[Source data]
++++++++++++++++++++
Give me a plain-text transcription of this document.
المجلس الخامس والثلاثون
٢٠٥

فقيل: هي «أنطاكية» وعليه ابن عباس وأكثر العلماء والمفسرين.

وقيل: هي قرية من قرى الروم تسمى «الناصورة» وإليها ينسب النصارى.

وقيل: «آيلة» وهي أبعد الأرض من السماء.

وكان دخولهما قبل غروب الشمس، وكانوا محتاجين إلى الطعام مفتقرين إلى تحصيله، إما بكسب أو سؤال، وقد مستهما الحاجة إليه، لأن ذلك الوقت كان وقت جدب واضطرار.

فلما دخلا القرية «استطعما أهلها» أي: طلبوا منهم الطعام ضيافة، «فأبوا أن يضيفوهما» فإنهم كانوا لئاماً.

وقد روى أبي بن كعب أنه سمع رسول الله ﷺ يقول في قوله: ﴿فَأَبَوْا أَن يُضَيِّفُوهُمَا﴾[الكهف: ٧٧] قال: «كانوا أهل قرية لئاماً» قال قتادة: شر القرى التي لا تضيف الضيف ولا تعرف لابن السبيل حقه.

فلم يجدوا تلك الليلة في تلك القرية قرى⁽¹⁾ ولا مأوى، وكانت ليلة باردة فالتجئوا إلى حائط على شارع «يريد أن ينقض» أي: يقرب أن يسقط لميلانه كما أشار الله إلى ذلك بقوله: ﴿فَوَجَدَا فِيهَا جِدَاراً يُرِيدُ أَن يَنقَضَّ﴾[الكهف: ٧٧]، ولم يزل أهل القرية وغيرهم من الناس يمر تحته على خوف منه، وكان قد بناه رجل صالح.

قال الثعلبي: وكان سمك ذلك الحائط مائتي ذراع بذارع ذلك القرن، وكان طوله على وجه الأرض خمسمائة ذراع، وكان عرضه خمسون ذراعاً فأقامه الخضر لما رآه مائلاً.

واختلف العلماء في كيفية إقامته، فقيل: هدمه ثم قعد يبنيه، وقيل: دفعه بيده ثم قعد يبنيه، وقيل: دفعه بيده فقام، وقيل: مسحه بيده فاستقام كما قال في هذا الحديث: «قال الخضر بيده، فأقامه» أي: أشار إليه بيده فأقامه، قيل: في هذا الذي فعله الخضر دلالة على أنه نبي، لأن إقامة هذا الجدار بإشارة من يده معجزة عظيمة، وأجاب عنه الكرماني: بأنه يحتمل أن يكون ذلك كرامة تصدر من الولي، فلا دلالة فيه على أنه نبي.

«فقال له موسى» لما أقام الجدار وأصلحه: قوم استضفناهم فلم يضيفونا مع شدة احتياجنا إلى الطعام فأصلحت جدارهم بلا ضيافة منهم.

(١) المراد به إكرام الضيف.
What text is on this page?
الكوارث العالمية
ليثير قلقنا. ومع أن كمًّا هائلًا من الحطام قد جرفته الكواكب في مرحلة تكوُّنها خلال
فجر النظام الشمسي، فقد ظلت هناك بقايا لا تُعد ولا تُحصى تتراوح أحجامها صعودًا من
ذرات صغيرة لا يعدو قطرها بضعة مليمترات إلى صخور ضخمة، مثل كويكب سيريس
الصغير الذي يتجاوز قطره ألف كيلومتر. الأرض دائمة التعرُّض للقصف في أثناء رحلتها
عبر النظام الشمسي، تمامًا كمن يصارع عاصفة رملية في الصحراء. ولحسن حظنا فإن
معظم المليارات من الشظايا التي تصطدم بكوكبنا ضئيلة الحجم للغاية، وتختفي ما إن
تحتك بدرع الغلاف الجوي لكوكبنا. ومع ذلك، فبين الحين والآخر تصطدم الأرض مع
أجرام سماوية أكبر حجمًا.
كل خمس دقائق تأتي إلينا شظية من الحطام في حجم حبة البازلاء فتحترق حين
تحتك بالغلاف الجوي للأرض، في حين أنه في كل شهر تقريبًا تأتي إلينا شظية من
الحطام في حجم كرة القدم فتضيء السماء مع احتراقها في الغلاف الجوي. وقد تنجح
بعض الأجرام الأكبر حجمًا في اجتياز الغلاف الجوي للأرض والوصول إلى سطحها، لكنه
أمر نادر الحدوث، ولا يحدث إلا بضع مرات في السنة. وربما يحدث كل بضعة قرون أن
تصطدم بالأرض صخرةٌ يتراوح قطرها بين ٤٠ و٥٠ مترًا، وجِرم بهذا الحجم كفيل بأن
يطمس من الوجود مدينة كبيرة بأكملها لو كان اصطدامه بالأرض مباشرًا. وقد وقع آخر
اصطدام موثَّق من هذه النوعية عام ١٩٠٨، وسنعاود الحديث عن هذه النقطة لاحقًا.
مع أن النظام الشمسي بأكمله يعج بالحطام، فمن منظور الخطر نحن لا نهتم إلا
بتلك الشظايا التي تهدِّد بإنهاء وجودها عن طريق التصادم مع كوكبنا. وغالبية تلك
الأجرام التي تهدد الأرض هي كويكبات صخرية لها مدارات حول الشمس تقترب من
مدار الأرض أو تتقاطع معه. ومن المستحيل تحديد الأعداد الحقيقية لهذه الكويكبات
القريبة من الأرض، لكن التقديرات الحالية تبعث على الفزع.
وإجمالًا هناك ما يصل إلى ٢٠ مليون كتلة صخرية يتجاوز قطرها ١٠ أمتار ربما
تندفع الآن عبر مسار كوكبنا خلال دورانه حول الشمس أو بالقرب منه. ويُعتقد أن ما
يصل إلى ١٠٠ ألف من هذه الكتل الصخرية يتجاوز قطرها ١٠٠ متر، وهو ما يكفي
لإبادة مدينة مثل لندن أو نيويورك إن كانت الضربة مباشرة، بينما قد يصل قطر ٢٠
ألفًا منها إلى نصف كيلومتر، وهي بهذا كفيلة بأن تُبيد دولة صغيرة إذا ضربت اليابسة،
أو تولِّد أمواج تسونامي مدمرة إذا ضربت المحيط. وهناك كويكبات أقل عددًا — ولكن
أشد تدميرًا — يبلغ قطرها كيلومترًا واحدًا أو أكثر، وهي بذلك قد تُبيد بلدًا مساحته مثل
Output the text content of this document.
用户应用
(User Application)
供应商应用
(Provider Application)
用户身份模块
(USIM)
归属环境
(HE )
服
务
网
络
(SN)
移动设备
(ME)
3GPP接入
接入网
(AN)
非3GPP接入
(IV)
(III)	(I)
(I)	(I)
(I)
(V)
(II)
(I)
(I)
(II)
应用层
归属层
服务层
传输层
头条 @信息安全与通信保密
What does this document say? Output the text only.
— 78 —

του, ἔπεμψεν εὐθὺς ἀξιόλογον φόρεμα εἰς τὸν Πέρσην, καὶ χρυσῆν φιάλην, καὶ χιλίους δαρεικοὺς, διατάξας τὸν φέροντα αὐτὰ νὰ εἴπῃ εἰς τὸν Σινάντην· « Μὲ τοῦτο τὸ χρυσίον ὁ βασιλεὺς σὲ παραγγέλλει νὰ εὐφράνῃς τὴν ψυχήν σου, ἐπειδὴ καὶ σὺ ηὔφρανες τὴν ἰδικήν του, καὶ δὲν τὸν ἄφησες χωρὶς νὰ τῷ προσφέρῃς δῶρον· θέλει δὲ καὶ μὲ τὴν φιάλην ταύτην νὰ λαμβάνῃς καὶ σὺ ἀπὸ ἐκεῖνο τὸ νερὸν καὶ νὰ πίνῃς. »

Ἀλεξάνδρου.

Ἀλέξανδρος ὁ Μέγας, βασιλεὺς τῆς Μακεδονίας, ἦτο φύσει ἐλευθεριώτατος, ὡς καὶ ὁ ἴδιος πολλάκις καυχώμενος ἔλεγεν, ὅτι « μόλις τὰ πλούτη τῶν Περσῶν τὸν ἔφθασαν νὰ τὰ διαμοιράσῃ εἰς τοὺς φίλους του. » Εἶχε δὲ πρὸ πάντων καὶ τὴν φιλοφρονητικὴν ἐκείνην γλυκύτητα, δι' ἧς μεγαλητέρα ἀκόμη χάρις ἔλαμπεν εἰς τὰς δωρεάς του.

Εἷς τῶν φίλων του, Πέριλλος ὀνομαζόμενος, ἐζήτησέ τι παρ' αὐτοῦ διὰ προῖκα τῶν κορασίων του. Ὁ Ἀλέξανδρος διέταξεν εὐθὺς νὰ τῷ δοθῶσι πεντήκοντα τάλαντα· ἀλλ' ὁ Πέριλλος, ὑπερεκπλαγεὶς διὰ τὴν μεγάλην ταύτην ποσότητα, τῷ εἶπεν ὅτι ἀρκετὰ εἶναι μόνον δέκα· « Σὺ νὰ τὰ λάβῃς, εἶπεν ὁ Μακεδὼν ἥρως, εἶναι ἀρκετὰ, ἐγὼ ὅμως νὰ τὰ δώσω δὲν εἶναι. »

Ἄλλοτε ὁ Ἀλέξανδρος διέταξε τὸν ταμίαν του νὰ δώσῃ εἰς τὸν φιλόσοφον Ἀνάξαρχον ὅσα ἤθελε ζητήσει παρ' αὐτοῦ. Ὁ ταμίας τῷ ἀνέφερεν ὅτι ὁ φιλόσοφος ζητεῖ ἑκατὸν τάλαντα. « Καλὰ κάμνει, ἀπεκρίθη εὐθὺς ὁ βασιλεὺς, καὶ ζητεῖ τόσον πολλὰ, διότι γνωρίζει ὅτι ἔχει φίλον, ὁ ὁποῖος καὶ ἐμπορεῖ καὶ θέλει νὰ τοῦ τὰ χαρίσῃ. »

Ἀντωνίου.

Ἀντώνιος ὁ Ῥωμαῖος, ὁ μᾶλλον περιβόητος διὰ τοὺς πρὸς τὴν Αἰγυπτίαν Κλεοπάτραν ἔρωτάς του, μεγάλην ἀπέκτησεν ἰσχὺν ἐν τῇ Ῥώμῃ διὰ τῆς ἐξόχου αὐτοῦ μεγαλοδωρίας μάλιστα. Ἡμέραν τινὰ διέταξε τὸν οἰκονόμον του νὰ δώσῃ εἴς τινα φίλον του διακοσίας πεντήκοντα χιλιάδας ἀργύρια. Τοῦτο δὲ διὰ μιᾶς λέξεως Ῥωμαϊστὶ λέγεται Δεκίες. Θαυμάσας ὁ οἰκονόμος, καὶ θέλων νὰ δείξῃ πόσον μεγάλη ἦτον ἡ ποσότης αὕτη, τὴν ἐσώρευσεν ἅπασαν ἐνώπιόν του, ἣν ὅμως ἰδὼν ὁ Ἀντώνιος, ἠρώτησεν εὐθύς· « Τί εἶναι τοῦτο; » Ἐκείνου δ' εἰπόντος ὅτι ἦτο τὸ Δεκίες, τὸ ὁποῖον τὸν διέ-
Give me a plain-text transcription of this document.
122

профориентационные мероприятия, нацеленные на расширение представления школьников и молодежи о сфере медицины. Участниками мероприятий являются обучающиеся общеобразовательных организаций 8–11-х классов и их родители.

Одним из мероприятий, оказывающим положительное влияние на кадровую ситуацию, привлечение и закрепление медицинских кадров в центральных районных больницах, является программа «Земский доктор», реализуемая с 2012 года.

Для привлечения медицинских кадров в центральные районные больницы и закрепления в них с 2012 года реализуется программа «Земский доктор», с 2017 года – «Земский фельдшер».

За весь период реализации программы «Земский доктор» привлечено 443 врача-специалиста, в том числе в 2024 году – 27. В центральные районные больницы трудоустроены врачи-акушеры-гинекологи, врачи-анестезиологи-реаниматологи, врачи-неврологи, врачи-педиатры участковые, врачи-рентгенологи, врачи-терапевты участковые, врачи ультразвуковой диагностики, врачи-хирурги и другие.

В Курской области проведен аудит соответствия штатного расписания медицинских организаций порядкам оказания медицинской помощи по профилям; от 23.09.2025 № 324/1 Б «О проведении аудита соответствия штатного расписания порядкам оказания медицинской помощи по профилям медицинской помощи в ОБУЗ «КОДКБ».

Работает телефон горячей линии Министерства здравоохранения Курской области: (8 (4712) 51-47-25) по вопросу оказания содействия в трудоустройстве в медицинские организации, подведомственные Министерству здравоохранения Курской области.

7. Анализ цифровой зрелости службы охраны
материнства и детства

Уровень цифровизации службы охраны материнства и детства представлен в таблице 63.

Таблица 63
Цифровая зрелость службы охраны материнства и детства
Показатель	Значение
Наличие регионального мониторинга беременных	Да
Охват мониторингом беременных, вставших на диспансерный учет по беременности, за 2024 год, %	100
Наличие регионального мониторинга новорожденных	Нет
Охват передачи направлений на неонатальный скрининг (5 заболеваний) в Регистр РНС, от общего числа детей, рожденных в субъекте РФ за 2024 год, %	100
++++++++++++++++++++
__TASK INSTRUCTIONS__
Copy the lines from the entries above in which the word "материнства" appears.

__FULL SOLUTION__
материнства и детства
Уровень цифровизации службы охраны материнства и детства представлен в таблице 63.
Цифровая зрелость службы охраны материнства и детства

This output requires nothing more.